Start of Records shown

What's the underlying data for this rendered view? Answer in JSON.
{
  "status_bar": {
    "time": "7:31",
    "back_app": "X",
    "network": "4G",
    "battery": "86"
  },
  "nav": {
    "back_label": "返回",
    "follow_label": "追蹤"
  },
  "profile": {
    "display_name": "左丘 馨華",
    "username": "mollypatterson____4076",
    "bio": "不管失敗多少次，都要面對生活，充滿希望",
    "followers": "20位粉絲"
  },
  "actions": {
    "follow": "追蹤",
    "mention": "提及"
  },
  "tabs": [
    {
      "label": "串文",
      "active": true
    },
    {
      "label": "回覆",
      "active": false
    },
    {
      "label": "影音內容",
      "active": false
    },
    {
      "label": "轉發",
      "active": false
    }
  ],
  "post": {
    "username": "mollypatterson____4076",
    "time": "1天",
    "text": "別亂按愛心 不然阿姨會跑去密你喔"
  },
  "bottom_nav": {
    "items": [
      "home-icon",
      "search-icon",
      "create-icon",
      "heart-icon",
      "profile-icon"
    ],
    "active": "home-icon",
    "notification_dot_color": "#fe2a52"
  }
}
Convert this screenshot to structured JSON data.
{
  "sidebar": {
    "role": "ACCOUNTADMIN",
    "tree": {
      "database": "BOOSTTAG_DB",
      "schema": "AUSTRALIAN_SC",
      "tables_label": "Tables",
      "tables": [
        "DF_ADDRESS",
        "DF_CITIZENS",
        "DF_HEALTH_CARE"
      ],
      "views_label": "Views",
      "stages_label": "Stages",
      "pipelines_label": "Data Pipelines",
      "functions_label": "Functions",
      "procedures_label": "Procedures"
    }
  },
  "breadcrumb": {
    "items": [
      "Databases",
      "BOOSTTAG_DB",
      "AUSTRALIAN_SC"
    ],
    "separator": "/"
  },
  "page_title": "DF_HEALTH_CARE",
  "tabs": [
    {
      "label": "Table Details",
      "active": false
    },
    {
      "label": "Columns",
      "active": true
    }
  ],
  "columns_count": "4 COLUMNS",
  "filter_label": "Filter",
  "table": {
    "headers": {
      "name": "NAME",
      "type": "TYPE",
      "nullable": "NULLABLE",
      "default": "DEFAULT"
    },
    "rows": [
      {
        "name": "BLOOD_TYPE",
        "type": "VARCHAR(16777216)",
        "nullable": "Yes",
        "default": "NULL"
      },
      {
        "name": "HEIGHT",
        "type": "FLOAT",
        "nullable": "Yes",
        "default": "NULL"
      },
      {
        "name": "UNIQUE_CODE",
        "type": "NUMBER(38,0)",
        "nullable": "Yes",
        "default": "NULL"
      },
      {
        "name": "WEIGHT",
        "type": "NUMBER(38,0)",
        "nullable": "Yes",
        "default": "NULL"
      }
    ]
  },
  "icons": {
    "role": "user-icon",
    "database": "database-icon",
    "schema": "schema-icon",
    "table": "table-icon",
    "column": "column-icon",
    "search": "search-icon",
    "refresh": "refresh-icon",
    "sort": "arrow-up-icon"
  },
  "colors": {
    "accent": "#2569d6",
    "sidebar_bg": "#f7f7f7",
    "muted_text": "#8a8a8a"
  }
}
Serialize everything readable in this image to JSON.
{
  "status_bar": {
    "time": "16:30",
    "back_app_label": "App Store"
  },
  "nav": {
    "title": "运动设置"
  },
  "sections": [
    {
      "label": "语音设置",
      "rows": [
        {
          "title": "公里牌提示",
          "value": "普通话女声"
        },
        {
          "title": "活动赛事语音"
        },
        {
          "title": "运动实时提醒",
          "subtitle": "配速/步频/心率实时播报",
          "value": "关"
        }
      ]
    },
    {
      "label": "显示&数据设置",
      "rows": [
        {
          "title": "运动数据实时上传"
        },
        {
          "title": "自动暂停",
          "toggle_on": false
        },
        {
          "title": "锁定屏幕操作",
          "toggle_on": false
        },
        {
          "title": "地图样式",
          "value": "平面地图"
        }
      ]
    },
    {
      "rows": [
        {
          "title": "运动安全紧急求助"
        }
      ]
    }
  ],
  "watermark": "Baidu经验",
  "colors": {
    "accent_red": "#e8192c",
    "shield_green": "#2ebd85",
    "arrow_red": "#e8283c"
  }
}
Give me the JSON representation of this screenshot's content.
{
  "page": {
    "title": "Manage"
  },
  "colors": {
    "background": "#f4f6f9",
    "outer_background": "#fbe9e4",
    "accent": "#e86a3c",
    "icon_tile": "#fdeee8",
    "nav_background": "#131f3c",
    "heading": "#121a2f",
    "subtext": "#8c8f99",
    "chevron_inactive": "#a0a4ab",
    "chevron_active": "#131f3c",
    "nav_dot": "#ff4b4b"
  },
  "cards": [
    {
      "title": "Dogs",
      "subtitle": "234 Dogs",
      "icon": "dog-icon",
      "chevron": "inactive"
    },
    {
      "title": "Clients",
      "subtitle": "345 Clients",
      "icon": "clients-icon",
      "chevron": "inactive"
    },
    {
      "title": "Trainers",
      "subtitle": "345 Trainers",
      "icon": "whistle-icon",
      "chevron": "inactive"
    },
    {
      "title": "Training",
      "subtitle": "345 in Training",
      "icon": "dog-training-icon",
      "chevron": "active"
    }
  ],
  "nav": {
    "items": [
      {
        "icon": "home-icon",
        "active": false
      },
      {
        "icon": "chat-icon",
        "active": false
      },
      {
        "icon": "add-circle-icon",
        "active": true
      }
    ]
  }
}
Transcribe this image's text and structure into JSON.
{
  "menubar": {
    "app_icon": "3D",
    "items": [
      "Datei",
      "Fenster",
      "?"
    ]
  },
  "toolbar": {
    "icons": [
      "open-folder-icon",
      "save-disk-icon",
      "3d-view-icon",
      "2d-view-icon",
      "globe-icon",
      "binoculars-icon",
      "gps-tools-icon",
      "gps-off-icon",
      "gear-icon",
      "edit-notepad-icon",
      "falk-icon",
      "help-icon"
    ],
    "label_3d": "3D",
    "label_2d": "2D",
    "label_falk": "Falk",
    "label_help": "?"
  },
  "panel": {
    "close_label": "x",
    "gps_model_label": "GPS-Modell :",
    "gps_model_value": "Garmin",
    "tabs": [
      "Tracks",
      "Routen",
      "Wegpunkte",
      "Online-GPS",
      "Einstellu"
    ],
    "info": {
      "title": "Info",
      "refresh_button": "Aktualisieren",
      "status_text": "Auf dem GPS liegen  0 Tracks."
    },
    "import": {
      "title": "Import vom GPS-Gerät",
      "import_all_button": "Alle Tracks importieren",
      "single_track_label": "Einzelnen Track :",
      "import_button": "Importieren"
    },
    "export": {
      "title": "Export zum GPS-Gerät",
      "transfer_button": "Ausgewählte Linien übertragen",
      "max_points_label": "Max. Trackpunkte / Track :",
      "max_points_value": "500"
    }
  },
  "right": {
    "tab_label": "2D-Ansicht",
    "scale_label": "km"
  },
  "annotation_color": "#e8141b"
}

End of Records shown

**Prompt**
Each line of the material above either contains the word "screenshot" or does not; state how many do, and nothing else.

**The reply**
2